** WHAT YOU NEED TO DO **
Here are records with pictures in them. Copy all of them exactly and leave the pictures out.

★ ★ ★ ★

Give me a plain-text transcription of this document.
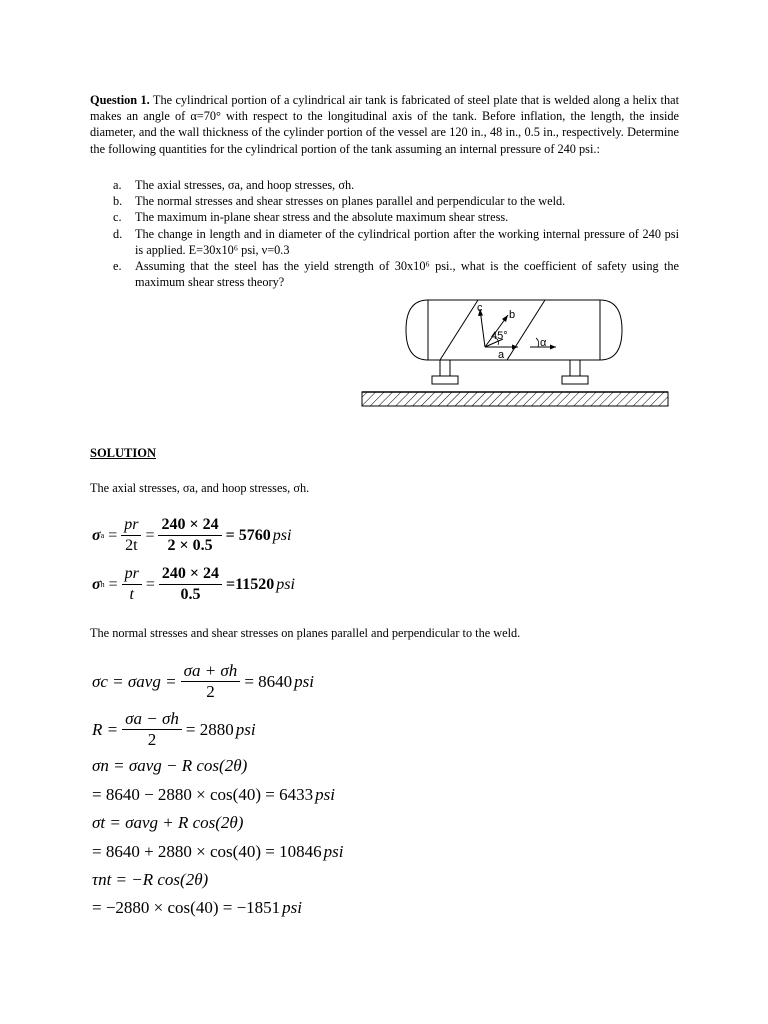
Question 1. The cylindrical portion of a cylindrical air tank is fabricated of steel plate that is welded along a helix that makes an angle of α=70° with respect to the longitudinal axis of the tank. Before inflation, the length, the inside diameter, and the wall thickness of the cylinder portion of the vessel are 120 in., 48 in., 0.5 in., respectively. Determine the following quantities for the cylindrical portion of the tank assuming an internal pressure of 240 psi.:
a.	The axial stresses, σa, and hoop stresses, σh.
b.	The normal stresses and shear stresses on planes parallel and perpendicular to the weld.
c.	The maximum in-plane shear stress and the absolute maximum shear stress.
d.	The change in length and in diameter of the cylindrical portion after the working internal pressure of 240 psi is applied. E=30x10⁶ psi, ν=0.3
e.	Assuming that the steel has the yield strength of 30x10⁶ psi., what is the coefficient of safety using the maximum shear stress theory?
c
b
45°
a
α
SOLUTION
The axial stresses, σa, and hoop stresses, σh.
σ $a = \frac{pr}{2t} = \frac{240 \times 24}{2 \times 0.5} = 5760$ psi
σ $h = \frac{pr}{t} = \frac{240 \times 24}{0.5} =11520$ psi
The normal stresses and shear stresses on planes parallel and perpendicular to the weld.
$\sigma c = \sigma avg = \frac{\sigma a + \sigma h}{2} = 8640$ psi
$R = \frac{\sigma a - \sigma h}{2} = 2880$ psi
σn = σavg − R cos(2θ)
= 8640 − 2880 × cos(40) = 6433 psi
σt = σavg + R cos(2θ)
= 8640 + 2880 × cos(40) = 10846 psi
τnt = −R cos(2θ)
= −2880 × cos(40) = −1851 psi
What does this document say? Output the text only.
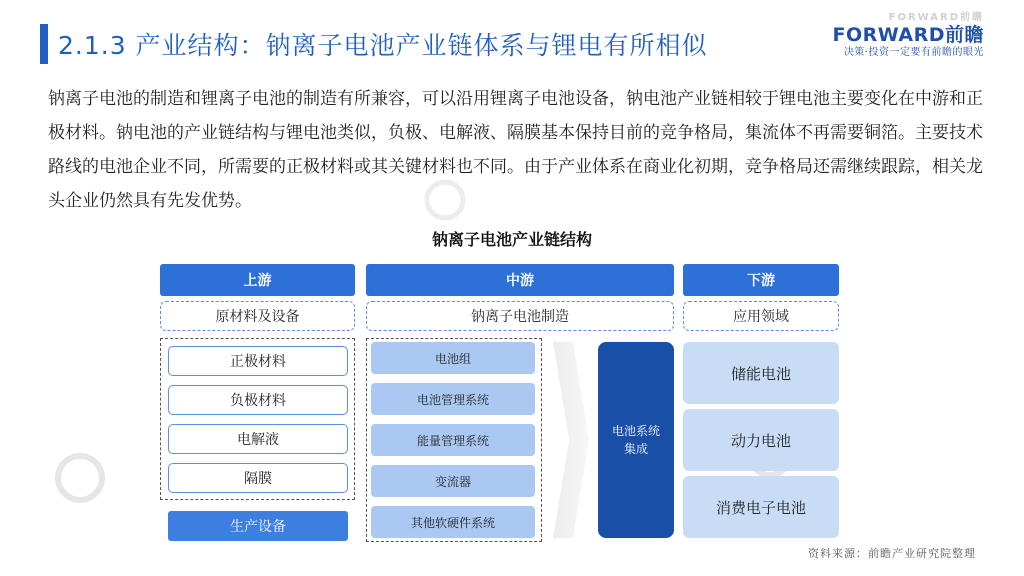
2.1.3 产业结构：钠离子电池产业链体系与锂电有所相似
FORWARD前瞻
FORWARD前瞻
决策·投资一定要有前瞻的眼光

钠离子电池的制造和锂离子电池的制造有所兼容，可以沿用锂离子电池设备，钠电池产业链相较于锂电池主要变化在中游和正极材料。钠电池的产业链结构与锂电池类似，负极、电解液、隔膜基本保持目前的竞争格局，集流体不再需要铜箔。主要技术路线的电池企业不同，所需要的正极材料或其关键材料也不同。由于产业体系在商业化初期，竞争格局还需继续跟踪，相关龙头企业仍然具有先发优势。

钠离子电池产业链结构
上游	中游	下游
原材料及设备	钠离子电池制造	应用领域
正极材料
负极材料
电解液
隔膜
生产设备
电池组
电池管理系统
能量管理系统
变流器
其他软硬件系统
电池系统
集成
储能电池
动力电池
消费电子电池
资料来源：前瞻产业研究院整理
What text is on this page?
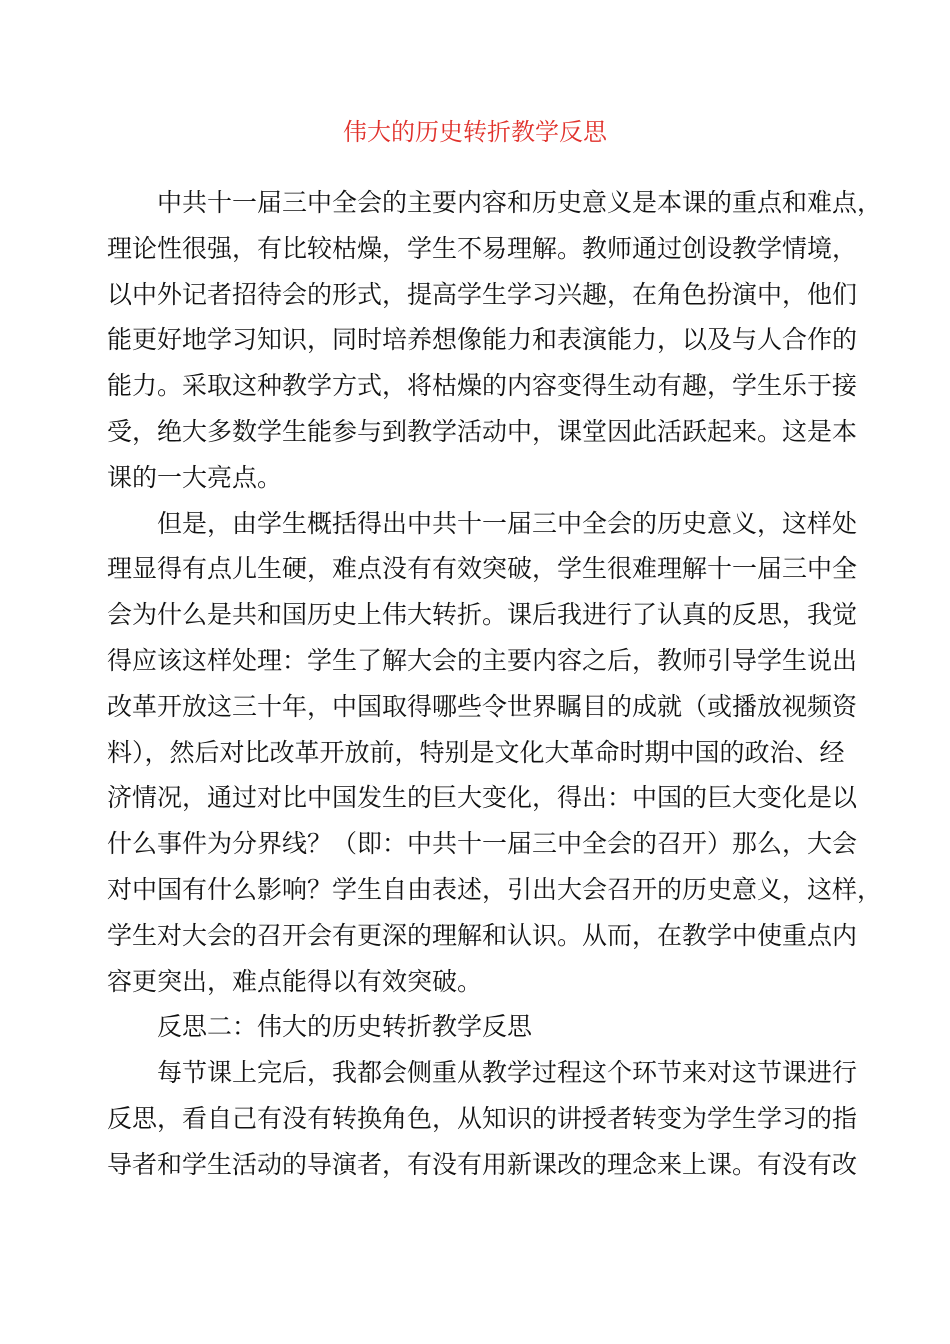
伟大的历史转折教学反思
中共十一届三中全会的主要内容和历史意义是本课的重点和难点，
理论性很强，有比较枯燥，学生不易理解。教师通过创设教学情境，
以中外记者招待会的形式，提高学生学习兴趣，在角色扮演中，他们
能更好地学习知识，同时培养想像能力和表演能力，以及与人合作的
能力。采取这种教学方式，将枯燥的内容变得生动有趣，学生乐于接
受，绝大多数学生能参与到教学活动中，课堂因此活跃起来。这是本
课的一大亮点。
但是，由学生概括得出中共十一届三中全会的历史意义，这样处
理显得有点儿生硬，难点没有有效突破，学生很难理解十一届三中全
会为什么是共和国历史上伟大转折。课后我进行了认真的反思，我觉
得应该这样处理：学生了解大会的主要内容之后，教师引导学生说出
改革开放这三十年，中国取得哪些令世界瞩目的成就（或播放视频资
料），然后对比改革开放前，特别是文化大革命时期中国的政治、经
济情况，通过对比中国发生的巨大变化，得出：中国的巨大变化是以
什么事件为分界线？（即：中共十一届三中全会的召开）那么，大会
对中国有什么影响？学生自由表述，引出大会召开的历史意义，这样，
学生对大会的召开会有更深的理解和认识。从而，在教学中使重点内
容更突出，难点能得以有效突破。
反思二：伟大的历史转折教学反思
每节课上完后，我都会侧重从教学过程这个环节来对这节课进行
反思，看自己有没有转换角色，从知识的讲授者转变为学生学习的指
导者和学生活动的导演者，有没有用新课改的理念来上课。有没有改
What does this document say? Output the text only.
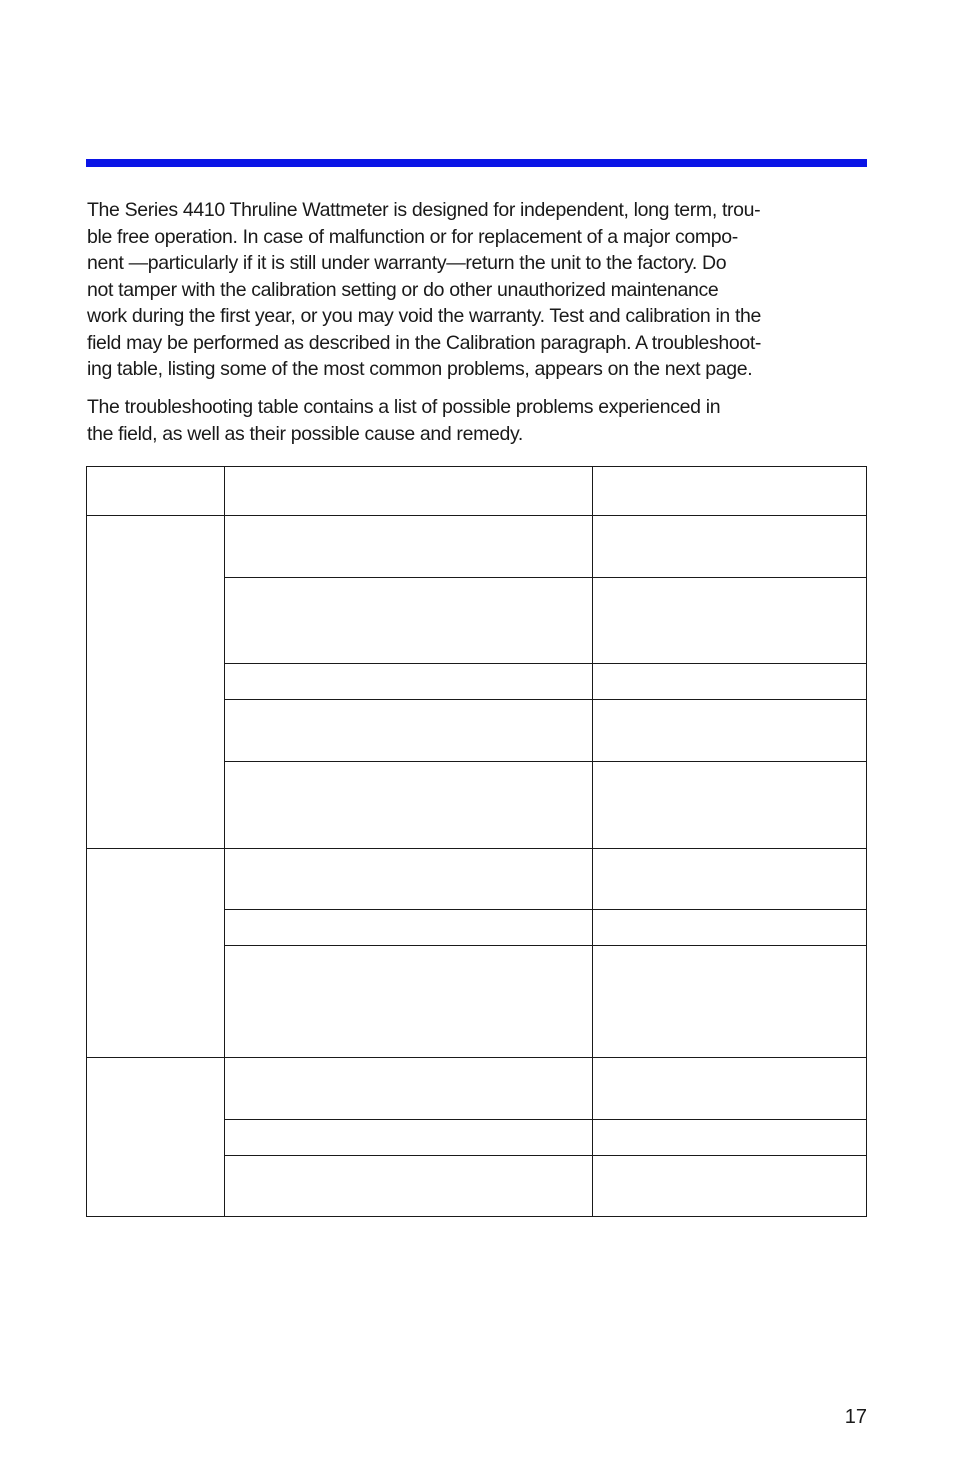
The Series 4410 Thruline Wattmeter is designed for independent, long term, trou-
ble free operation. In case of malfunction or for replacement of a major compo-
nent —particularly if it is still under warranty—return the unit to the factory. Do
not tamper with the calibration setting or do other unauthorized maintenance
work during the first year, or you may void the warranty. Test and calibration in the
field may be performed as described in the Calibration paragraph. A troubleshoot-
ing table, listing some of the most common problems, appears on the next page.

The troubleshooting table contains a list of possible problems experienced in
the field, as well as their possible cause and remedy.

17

★ ★ ★ ★

** OUTPUT BELOW **
Give me a plain-text transcription of this document.
Question 1. The cylindrical portion of a cylindrical air tank is fabricated of steel plate that is welded along a helix that makes an angle of α=70° with respect to the longitudinal axis of the tank. Before inflation, the length, the inside diameter, and the wall thickness of the cylinder portion of the vessel are 120 in., 48 in., 0.5 in., respectively. Determine the following quantities for the cylindrical portion of the tank assuming an internal pressure of 240 psi.:
a.	The axial stresses, σa, and hoop stresses, σh.
b.	The normal stresses and shear stresses on planes parallel and perpendicular to the weld.
c.	The maximum in-plane shear stress and the absolute maximum shear stress.
d.	The change in length and in diameter of the cylindrical portion after the working internal pressure of 240 psi is applied. E=30x10⁶ psi, ν=0.3
e.	Assuming that the steel has the yield strength of 30x10⁶ psi., what is the coefficient of safety using the maximum shear stress theory?
c
b
45°
a
α
SOLUTION
The axial stresses, σa, and hoop stresses, σh.
σ $a = \frac{pr}{2t} = \frac{240 \times 24}{2 \times 0.5} = 5760$ psi
σ $h = \frac{pr}{t} = \frac{240 \times 24}{0.5} =11520$ psi
The normal stresses and shear stresses on planes parallel and perpendicular to the weld.
$\sigma c = \sigma avg = \frac{\sigma a + \sigma h}{2} = 8640$ psi
$R = \frac{\sigma a - \sigma h}{2} = 2880$ psi
σn = σavg − R cos(2θ)
= 8640 − 2880 × cos(40) = 6433 psi
σt = σavg + R cos(2θ)
= 8640 + 2880 × cos(40) = 10846 psi
τnt = −R cos(2θ)
= −2880 × cos(40) = −1851 psi
What does this document say? Output the text only.
2.1.3 产业结构：钠离子电池产业链体系与锂电有所相似
FORWARD前瞻
FORWARD前瞻
决策·投资一定要有前瞻的眼光

钠离子电池的制造和锂离子电池的制造有所兼容，可以沿用锂离子电池设备，钠电池产业链相较于锂电池主要变化在中游和正极材料。钠电池的产业链结构与锂电池类似，负极、电解液、隔膜基本保持目前的竞争格局，集流体不再需要铜箔。主要技术路线的电池企业不同，所需要的正极材料或其关键材料也不同。由于产业体系在商业化初期，竞争格局还需继续跟踪，相关龙头企业仍然具有先发优势。

钠离子电池产业链结构
上游	中游	下游
原材料及设备	钠离子电池制造	应用领域
正极材料
负极材料
电解液
隔膜
生产设备
电池组
电池管理系统
能量管理系统
变流器
其他软硬件系统
电池系统
集成
储能电池
动力电池
消费电子电池
资料来源：前瞻产业研究院整理
What text is on this page?
伟大的历史转折教学反思
中共十一届三中全会的主要内容和历史意义是本课的重点和难点，
理论性很强，有比较枯燥，学生不易理解。教师通过创设教学情境，
以中外记者招待会的形式，提高学生学习兴趣，在角色扮演中，他们
能更好地学习知识，同时培养想像能力和表演能力，以及与人合作的
能力。采取这种教学方式，将枯燥的内容变得生动有趣，学生乐于接
受，绝大多数学生能参与到教学活动中，课堂因此活跃起来。这是本
课的一大亮点。
但是，由学生概括得出中共十一届三中全会的历史意义，这样处
理显得有点儿生硬，难点没有有效突破，学生很难理解十一届三中全
会为什么是共和国历史上伟大转折。课后我进行了认真的反思，我觉
得应该这样处理：学生了解大会的主要内容之后，教师引导学生说出
改革开放这三十年，中国取得哪些令世界瞩目的成就（或播放视频资
料），然后对比改革开放前，特别是文化大革命时期中国的政治、经
济情况，通过对比中国发生的巨大变化，得出：中国的巨大变化是以
什么事件为分界线？（即：中共十一届三中全会的召开）那么，大会
对中国有什么影响？学生自由表述，引出大会召开的历史意义，这样，
学生对大会的召开会有更深的理解和认识。从而，在教学中使重点内
容更突出，难点能得以有效突破。
反思二：伟大的历史转折教学反思
每节课上完后，我都会侧重从教学过程这个环节来对这节课进行
反思，看自己有没有转换角色，从知识的讲授者转变为学生学习的指
导者和学生活动的导演者，有没有用新课改的理念来上课。有没有改
What does this document say? Output the text only.
The Series 4410 Thruline Wattmeter is designed for independent, long term, trou-
ble free operation. In case of malfunction or for replacement of a major compo-
nent —particularly if it is still under warranty—return the unit to the factory. Do
not tamper with the calibration setting or do other unauthorized maintenance
work during the first year, or you may void the warranty. Test and calibration in the
field may be performed as described in the Calibration paragraph. A troubleshoot-
ing table, listing some of the most common problems, appears on the next page.

The troubleshooting table contains a list of possible problems experienced in
the field, as well as their possible cause and remedy.

17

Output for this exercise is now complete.